Extracts from a graphics dataset
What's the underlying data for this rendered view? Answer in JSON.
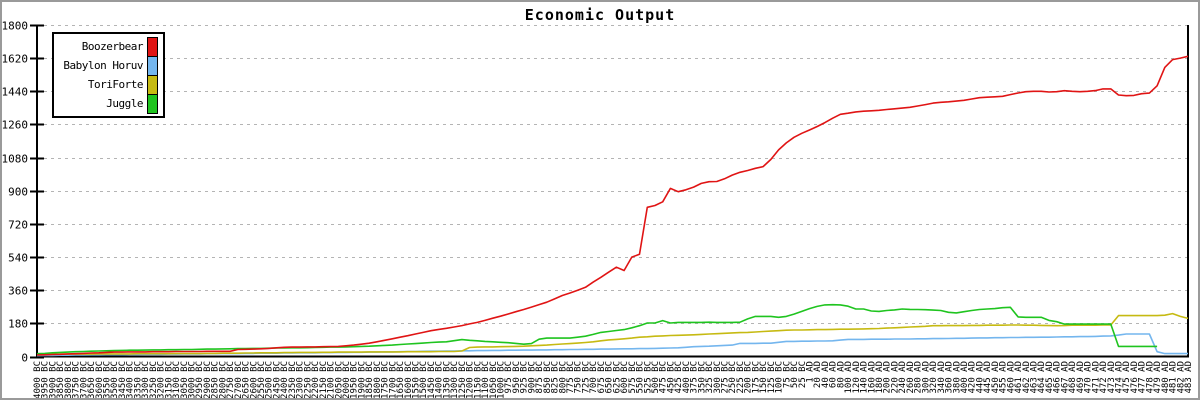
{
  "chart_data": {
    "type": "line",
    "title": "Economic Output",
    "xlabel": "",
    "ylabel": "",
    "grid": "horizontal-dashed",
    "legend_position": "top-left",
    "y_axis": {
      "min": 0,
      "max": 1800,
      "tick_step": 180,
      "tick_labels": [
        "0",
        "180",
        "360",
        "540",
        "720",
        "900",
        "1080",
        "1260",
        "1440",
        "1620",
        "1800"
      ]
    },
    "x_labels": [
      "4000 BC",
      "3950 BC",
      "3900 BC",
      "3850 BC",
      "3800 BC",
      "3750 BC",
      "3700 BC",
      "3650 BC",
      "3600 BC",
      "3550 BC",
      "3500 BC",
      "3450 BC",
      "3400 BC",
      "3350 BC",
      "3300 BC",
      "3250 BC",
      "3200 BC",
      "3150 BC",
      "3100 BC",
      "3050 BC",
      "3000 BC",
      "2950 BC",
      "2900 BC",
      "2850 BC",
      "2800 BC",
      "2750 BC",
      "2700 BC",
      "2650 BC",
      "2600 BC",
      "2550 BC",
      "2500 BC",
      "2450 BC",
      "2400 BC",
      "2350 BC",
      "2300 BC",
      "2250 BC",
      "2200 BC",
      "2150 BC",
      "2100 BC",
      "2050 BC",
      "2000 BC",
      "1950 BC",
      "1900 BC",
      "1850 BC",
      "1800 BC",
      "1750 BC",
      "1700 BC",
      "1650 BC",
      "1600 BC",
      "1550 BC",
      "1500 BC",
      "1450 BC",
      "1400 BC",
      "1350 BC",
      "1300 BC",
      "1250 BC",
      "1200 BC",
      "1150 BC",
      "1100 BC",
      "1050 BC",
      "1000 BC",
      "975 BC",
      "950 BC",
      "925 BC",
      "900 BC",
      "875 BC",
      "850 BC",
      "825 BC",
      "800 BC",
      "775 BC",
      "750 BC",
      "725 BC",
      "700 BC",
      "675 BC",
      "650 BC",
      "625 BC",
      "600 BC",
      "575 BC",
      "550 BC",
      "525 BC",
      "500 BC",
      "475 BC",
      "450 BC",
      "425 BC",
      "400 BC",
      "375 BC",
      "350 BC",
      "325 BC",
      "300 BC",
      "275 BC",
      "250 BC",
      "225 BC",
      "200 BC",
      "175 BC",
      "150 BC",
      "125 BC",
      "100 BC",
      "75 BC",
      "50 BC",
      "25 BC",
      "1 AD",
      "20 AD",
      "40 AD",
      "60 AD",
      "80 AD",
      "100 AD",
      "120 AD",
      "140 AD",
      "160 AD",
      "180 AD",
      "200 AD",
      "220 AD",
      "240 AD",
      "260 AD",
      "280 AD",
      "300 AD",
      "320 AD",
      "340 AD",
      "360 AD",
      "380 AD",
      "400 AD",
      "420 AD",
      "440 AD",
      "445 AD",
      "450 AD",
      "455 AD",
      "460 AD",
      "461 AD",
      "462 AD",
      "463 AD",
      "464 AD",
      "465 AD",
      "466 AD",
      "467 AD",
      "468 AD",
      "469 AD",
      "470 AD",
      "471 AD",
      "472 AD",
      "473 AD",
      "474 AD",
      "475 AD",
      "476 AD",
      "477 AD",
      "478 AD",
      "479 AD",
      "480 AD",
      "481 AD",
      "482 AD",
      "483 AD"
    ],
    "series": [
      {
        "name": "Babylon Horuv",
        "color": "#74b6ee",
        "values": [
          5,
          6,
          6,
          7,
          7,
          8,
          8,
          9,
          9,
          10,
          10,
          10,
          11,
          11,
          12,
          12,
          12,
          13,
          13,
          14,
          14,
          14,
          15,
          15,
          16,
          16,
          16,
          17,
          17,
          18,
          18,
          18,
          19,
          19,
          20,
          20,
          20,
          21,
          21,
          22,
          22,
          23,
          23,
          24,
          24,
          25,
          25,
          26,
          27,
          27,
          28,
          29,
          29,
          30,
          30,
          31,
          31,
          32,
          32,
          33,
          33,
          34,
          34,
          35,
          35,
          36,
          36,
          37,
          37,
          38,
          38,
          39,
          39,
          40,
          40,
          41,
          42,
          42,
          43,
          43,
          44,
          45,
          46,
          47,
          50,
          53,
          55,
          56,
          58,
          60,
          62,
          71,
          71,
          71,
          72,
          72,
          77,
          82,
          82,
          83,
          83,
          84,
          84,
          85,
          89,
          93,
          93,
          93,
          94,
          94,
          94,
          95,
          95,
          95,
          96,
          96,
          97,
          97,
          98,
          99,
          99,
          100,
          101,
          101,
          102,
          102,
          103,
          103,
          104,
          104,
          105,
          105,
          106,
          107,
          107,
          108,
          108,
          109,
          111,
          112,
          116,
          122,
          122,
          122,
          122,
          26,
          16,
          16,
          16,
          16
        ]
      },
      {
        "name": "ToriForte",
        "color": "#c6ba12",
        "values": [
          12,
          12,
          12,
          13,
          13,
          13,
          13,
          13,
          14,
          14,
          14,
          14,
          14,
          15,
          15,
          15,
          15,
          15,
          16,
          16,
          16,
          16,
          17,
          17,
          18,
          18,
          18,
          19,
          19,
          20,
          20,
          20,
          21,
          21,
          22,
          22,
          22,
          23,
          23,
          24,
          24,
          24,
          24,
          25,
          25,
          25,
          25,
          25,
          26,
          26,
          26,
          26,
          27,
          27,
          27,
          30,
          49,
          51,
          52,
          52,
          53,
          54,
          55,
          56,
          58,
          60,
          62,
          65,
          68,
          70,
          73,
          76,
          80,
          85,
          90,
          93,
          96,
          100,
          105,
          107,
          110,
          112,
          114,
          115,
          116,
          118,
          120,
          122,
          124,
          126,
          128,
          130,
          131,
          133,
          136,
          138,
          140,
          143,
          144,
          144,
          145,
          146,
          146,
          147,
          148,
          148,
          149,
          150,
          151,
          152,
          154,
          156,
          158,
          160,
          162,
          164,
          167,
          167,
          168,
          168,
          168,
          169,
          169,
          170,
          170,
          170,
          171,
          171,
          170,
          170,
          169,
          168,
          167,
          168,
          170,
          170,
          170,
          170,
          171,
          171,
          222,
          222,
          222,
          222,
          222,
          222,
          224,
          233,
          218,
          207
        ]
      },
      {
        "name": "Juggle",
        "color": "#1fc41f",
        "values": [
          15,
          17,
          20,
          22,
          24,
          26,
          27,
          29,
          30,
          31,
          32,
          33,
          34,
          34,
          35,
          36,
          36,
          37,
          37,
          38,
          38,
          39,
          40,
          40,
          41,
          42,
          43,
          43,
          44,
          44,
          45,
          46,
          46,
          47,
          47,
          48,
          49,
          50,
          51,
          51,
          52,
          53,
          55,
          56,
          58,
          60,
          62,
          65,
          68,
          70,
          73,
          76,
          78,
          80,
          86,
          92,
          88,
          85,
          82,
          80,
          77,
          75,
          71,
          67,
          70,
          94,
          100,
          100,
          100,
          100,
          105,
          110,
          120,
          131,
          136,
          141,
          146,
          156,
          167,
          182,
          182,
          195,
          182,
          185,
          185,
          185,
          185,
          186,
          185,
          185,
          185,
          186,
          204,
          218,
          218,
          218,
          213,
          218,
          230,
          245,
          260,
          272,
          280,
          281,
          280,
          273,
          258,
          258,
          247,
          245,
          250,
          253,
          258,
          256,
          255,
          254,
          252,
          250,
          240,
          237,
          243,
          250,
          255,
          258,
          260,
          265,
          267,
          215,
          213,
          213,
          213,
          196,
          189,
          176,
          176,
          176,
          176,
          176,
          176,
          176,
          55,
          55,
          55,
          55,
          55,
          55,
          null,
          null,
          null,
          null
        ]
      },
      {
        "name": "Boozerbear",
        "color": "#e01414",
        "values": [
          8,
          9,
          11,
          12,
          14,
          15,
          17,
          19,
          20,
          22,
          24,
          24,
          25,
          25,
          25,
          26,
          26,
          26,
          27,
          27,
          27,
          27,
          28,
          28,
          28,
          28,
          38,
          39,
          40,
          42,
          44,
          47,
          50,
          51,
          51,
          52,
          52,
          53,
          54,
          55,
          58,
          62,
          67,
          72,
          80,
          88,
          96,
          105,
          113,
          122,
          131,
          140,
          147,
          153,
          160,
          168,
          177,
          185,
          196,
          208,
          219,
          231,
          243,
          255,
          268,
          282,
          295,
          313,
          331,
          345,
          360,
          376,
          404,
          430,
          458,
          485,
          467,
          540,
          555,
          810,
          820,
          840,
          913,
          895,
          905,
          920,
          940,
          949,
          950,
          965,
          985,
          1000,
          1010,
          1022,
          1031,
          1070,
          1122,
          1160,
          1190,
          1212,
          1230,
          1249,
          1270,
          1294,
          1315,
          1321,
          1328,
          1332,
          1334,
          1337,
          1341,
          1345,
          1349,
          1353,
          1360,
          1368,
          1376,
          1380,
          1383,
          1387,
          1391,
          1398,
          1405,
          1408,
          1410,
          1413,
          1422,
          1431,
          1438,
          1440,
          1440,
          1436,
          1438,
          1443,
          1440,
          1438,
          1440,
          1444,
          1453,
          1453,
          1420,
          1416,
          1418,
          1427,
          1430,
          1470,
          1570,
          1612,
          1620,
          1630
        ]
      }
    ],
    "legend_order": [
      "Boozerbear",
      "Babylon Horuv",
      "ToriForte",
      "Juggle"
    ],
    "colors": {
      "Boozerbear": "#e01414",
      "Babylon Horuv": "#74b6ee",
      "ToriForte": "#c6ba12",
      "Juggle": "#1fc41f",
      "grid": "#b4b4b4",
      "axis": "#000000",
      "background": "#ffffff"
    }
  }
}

**Aim of the exercise**
Reply with only the number of lines in the entries that contain the word "Horuv".

**Task response**
3